START Document text

Shortly after 1 p.m. on March 8, San Francisco officials pulled the fully clothed body of a 56-year-old white man from the waves off secluded Marshall’s Beach, just south of the Golden Gate Bridge. Police found his car later that night in the parking lot west of the bridge toll plaza. Because no one saw him jump, the coroner’s report made no mention of suicide, even though an investigator told me the pattern of injuries and circumstances suggested “he most likely jumped off the bridge.”
What happened isn’t a mystery. The mystery is why we allowed it to happen.
The Golden Gate Bridge, with its mythic beauty, easy access, and promise of near-certain death, kills an average of 30 lost souls every year, making it among the most popular suicide sites on Earth. Unattached, middle-aged white men are the most frequent victims.
Suicide kills more than 6,000 men in their 50s each year, a nearly 50 percent increase over the past decade. Though women are more likely than men to attempt suicide, four times as many men die by suicide. This grim disparity reflects women’s preference for drug overdoses, which allow time for life-saving interventions, and men’s penchant for more lethal means such as guns and jumping from high places, which don’t.
As surely as a leap from the Golden Gate Bridge kills—98 percent of jumpers die—barriers on suicide hot spots can save lives.

END Document text
START Information supplied

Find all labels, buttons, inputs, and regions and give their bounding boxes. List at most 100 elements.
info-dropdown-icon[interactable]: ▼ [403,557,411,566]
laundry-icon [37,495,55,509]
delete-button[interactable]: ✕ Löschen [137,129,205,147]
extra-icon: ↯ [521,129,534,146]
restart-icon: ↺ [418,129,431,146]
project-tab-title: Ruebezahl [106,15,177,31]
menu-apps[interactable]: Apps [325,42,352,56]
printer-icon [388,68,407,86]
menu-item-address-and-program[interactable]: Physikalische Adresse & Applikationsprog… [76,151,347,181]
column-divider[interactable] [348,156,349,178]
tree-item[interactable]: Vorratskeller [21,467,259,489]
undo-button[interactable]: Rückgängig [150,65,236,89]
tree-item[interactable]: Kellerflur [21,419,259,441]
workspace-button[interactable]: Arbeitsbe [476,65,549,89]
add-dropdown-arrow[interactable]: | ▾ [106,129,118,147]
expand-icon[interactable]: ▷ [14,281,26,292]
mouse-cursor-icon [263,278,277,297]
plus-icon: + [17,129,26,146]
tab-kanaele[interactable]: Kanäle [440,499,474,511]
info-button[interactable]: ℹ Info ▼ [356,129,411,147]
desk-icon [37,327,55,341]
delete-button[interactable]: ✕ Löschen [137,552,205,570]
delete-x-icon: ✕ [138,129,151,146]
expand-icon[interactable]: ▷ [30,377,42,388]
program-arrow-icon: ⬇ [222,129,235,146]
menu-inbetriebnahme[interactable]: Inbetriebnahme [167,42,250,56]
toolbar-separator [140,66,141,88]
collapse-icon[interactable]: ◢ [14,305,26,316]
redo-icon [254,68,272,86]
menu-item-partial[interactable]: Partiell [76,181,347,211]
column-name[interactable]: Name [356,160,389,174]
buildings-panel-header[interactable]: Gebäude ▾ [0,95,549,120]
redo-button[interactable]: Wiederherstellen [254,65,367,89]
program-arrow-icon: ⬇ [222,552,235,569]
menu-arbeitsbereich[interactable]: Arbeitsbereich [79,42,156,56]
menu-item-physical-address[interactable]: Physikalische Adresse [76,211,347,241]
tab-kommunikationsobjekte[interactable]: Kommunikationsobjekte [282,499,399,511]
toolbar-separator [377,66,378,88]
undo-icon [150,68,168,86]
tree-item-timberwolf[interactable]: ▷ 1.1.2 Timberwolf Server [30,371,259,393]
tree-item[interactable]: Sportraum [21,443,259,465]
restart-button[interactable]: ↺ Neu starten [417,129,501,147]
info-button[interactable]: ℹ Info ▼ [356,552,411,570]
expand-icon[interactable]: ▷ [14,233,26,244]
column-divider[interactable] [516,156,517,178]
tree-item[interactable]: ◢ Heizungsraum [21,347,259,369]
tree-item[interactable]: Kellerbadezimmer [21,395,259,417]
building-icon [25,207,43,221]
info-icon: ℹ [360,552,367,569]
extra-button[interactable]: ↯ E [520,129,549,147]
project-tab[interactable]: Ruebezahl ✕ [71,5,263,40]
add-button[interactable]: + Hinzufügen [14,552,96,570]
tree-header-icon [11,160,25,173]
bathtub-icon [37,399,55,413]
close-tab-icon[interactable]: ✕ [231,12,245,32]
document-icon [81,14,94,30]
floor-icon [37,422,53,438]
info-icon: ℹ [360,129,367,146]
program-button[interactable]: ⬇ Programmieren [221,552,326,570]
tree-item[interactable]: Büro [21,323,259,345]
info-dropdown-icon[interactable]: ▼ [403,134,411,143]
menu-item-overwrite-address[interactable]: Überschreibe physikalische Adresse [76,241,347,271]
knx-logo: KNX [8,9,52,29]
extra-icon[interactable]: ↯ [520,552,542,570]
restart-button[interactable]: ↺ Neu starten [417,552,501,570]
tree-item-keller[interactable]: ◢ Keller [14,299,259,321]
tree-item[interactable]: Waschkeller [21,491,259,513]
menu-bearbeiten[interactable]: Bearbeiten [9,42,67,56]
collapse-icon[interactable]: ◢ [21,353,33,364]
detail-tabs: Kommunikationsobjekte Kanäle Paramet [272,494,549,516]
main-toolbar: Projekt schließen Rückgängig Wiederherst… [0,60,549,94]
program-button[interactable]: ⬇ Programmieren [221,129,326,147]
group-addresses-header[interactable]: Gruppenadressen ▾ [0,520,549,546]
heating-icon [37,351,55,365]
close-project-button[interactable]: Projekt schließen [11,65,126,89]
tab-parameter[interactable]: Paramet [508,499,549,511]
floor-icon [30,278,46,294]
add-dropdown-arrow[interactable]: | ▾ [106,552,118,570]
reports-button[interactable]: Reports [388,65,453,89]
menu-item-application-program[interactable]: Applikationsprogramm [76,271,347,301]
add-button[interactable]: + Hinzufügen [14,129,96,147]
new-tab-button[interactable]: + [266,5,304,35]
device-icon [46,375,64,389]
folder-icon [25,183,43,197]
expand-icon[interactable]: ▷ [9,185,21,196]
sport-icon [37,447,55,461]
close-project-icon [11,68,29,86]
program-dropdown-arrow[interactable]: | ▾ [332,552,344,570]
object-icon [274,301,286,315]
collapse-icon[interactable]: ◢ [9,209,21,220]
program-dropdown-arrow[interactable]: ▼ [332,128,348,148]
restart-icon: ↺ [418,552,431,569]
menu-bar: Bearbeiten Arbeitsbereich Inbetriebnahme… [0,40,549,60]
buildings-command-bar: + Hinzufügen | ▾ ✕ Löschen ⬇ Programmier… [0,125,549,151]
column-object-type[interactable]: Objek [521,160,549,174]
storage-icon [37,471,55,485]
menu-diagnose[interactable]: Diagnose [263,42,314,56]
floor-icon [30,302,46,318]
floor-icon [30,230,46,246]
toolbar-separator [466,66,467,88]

END Information supplied

Assignment 1 —
Summarize the article on Golden Gate Bridge suicides in two sentences.
Assignment 2 —
Write out the part of the article on Golden Gate Bridge suicides that opens with the words containing "Shortly after 1" and closes with "it to happen.".
The rows are separate material with no connection to the article on Golden Gate Bridge suicides.

Task response 1 —
On March 8, officials recovered a 56-year-old man's body off Marshall's Beach near the Golden Gate Bridge, and an investigator said he most likely jumped, though the coroner's report did not mention suicide. The bridge kills an average of 30 people a year, most often unattached middle-aged white men, and because 98 percent of jumpers die, barriers on such suicide hot spots can save lives.

Task response 2 —
Shortly after 1 p.m. on March 8, San Francisco officials pulled the fully clothed body of a 56-year-old white man from the waves off secluded Marshall’s Beach, just south of the Golden Gate Bridge. Police found his car later that night in the parking lot west of the bridge toll plaza. Because no one saw him jump, the coroner’s report made no mention of suicide, even though an investigator told me the pattern of injuries and circumstances suggested “he most likely jumped off the bridge.”
What happened isn’t a mystery. The mystery is why we allowed it to happen.